Data entries for graphics —
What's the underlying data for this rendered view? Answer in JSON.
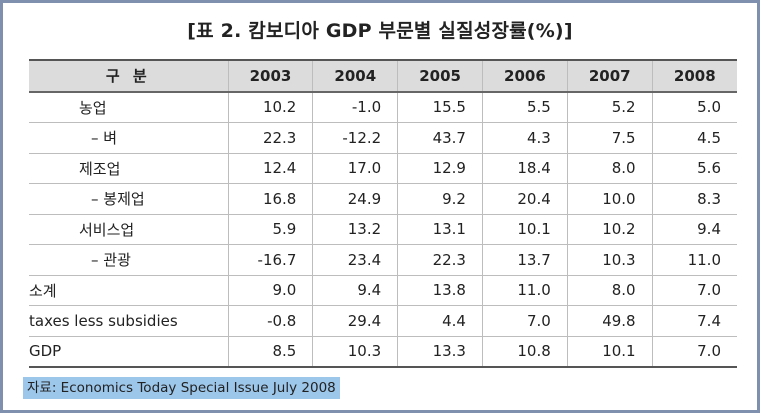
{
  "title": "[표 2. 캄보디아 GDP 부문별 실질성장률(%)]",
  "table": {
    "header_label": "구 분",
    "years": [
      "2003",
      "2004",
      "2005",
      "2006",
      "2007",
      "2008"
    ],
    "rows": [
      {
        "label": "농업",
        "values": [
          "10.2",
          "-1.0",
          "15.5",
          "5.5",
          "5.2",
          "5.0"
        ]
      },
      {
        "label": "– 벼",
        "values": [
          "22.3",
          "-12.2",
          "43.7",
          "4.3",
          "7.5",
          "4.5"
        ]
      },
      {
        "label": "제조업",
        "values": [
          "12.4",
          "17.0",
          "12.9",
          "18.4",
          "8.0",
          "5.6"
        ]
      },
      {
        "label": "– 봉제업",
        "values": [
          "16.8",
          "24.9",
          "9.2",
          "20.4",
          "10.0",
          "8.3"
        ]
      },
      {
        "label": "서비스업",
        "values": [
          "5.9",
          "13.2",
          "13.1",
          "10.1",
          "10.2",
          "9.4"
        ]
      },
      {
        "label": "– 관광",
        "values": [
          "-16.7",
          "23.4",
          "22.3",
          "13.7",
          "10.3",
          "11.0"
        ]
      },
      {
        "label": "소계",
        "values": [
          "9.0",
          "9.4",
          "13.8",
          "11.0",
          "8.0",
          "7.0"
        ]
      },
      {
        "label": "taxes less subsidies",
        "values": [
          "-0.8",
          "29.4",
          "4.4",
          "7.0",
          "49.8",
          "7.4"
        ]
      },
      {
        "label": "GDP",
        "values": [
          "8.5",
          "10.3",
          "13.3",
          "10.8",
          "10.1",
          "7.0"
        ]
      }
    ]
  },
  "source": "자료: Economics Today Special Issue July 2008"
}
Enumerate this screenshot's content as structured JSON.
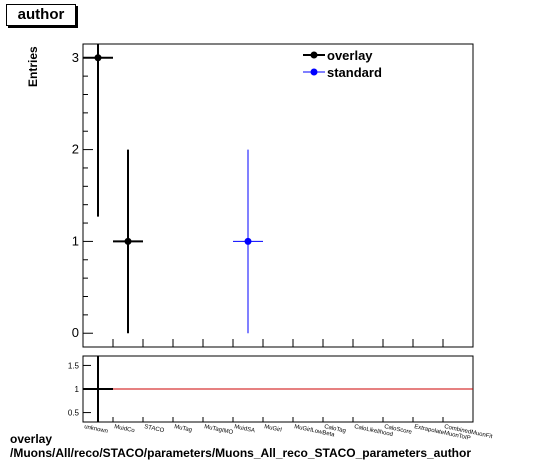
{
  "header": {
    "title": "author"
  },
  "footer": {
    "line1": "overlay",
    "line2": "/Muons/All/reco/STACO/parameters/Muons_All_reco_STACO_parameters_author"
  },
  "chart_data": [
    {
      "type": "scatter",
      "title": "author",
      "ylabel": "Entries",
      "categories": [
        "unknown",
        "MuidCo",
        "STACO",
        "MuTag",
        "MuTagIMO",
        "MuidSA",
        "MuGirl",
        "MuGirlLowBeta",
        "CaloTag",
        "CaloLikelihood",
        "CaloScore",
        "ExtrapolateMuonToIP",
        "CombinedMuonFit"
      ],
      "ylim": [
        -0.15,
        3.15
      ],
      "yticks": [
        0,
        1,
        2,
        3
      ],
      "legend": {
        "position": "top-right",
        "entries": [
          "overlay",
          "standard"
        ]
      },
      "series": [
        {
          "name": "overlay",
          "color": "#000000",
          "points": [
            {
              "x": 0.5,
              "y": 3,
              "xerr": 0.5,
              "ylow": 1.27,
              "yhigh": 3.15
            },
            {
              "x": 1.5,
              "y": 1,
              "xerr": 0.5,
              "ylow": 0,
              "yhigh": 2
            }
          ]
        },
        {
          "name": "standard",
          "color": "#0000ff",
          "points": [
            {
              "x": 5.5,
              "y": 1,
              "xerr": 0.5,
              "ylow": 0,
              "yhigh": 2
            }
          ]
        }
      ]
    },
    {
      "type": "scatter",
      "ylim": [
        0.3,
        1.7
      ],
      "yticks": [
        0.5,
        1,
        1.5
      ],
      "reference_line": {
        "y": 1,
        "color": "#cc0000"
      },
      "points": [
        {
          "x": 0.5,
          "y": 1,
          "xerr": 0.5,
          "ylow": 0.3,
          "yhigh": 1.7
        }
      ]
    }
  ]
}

The exercise — Make an exact copy of all entries above, dropping the images.

Written response —
What's the underlying data for this rendered view? Answer in JSON.
{
  "title": "[표 2. 캄보디아 GDP 부문별 실질성장률(%)]",
  "table": {
    "header_label": "구 분",
    "years": [
      "2003",
      "2004",
      "2005",
      "2006",
      "2007",
      "2008"
    ],
    "rows": [
      {
        "label": "농업",
        "values": [
          "10.2",
          "-1.0",
          "15.5",
          "5.5",
          "5.2",
          "5.0"
        ]
      },
      {
        "label": "– 벼",
        "values": [
          "22.3",
          "-12.2",
          "43.7",
          "4.3",
          "7.5",
          "4.5"
        ]
      },
      {
        "label": "제조업",
        "values": [
          "12.4",
          "17.0",
          "12.9",
          "18.4",
          "8.0",
          "5.6"
        ]
      },
      {
        "label": "– 봉제업",
        "values": [
          "16.8",
          "24.9",
          "9.2",
          "20.4",
          "10.0",
          "8.3"
        ]
      },
      {
        "label": "서비스업",
        "values": [
          "5.9",
          "13.2",
          "13.1",
          "10.1",
          "10.2",
          "9.4"
        ]
      },
      {
        "label": "– 관광",
        "values": [
          "-16.7",
          "23.4",
          "22.3",
          "13.7",
          "10.3",
          "11.0"
        ]
      },
      {
        "label": "소계",
        "values": [
          "9.0",
          "9.4",
          "13.8",
          "11.0",
          "8.0",
          "7.0"
        ]
      },
      {
        "label": "taxes less subsidies",
        "values": [
          "-0.8",
          "29.4",
          "4.4",
          "7.0",
          "49.8",
          "7.4"
        ]
      },
      {
        "label": "GDP",
        "values": [
          "8.5",
          "10.3",
          "13.3",
          "10.8",
          "10.1",
          "7.0"
        ]
      }
    ]
  },
  "source": "자료: Economics Today Special Issue July 2008"
}
Enumerate this screenshot's content as structured JSON.
{
  "header": {
    "title": "author"
  },
  "footer": {
    "line1": "overlay",
    "line2": "/Muons/All/reco/STACO/parameters/Muons_All_reco_STACO_parameters_author"
  },
  "chart_data": [
    {
      "type": "scatter",
      "title": "author",
      "ylabel": "Entries",
      "categories": [
        "unknown",
        "MuidCo",
        "STACO",
        "MuTag",
        "MuTagIMO",
        "MuidSA",
        "MuGirl",
        "MuGirlLowBeta",
        "CaloTag",
        "CaloLikelihood",
        "CaloScore",
        "ExtrapolateMuonToIP",
        "CombinedMuonFit"
      ],
      "ylim": [
        -0.15,
        3.15
      ],
      "yticks": [
        0,
        1,
        2,
        3
      ],
      "legend": {
        "position": "top-right",
        "entries": [
          "overlay",
          "standard"
        ]
      },
      "series": [
        {
          "name": "overlay",
          "color": "#000000",
          "points": [
            {
              "x": 0.5,
              "y": 3,
              "xerr": 0.5,
              "ylow": 1.27,
              "yhigh": 3.15
            },
            {
              "x": 1.5,
              "y": 1,
              "xerr": 0.5,
              "ylow": 0,
              "yhigh": 2
            }
          ]
        },
        {
          "name": "standard",
          "color": "#0000ff",
          "points": [
            {
              "x": 5.5,
              "y": 1,
              "xerr": 0.5,
              "ylow": 0,
              "yhigh": 2
            }
          ]
        }
      ]
    },
    {
      "type": "scatter",
      "ylim": [
        0.3,
        1.7
      ],
      "yticks": [
        0.5,
        1,
        1.5
      ],
      "reference_line": {
        "y": 1,
        "color": "#cc0000"
      },
      "points": [
        {
          "x": 0.5,
          "y": 1,
          "xerr": 0.5,
          "ylow": 0.3,
          "yhigh": 1.7
        }
      ]
    }
  ]
}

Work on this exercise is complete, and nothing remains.